» **Task to complete**: Scan each line of the records for the word "screenshot" and extract the ones that have it.

%%

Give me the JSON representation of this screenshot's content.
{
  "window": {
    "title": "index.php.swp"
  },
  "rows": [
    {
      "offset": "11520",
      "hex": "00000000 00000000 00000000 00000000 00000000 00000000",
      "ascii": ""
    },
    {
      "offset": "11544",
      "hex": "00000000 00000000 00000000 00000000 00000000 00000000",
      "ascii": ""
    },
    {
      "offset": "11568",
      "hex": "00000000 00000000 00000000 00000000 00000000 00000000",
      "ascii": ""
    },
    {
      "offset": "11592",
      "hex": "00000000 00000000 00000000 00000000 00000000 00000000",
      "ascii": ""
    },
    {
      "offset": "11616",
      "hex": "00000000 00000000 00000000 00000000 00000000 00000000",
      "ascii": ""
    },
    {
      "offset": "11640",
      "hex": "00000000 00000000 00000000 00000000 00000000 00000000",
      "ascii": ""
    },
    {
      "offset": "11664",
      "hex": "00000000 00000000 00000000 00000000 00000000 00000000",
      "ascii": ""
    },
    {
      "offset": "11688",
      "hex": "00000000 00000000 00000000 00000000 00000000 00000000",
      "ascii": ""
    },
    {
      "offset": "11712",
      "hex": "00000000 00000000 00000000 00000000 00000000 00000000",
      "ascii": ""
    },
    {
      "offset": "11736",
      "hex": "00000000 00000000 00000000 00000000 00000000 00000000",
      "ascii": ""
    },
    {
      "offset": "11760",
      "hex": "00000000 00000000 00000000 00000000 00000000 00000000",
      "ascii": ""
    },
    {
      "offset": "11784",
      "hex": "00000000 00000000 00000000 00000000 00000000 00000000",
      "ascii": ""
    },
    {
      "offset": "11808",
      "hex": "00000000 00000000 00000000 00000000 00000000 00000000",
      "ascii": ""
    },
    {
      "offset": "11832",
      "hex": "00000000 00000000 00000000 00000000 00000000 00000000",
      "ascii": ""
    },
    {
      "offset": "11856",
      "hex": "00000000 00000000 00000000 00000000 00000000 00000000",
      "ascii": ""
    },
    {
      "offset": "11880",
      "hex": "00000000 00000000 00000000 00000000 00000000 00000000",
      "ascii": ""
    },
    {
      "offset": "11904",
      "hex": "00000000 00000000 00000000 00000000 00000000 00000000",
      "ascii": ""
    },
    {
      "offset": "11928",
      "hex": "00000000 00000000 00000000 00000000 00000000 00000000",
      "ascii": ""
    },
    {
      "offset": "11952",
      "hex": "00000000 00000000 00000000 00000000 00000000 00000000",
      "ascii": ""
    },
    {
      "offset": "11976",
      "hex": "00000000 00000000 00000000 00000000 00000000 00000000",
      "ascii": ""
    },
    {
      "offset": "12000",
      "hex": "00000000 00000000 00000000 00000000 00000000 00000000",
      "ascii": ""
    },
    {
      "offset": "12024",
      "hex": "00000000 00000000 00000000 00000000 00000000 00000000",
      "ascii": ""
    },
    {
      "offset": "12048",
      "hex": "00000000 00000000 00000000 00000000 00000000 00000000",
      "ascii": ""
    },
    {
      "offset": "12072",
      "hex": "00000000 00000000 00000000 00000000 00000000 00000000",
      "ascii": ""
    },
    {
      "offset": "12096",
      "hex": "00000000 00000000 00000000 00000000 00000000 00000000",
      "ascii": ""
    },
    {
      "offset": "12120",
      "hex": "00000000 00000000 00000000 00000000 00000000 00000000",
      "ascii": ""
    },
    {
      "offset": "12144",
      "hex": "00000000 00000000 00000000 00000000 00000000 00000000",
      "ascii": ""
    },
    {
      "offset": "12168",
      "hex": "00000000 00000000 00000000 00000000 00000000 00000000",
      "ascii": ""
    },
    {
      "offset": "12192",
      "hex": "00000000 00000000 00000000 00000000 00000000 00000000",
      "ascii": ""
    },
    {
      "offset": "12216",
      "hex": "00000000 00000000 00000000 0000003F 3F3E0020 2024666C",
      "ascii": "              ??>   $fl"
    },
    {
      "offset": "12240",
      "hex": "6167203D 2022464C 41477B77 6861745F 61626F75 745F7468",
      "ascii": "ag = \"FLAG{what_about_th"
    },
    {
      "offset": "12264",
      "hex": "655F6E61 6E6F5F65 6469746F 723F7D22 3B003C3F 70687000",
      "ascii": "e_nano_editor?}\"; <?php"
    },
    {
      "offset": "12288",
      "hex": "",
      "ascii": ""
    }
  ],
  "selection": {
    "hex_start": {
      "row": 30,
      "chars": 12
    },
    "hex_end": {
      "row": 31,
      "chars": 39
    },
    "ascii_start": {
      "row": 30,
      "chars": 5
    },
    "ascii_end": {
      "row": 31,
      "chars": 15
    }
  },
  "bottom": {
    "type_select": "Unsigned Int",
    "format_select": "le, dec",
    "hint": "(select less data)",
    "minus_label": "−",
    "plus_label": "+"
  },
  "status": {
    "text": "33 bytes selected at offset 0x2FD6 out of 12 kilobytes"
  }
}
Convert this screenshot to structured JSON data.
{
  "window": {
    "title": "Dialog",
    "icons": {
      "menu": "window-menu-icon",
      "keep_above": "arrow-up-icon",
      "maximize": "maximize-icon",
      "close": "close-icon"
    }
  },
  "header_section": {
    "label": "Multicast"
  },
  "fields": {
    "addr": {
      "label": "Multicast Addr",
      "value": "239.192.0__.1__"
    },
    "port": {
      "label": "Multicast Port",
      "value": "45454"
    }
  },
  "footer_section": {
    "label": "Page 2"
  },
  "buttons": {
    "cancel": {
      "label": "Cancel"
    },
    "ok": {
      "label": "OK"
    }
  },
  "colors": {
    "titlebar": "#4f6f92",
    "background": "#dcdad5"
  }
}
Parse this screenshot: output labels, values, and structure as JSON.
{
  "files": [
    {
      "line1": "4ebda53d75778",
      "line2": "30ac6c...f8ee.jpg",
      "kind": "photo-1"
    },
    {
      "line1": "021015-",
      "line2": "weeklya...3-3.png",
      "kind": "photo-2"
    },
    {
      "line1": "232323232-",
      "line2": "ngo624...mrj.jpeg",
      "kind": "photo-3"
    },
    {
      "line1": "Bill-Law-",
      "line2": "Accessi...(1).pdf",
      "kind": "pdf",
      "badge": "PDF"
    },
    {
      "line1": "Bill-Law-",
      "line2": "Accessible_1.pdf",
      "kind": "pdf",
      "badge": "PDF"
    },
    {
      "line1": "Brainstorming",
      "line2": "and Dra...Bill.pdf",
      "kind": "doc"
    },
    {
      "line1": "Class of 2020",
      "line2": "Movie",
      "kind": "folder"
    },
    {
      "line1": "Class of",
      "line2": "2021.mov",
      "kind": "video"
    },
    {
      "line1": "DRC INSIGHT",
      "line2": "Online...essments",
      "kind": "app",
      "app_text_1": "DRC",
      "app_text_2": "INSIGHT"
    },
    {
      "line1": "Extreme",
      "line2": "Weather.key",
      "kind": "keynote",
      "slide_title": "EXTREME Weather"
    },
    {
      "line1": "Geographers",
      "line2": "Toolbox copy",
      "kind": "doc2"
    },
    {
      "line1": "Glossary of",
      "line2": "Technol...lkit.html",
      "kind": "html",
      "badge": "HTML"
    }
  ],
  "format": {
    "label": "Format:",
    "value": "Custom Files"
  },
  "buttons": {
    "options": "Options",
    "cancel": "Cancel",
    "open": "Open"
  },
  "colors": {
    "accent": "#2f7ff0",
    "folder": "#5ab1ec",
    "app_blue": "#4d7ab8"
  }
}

%%

» **Solution for this exercise**:
Give me the JSON representation of this screenshot's content.
Convert this screenshot to structured JSON data.
Parse this screenshot: output labels, values, and structure as JSON.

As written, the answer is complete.